Instruction ::
From the data that follows, copy every line holding the string "text".

═══

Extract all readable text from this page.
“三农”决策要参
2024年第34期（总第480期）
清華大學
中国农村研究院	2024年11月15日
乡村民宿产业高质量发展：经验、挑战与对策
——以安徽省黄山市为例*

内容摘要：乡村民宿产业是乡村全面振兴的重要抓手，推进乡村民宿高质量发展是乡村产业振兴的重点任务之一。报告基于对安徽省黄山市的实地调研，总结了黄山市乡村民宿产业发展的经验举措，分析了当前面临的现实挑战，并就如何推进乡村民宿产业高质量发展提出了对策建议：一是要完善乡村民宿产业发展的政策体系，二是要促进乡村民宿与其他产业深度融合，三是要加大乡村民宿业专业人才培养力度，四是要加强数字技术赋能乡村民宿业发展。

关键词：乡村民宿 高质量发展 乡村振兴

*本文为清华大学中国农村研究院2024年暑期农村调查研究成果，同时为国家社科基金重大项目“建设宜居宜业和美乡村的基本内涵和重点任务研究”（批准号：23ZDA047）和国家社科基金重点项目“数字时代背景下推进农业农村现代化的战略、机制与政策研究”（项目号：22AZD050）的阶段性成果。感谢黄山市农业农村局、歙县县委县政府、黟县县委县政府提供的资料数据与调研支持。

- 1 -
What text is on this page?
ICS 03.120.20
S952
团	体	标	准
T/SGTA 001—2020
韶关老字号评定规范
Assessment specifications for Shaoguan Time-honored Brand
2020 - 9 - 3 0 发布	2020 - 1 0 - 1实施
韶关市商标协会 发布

═══

Task response ::
Extract all readable text from this page.
What text is on this page?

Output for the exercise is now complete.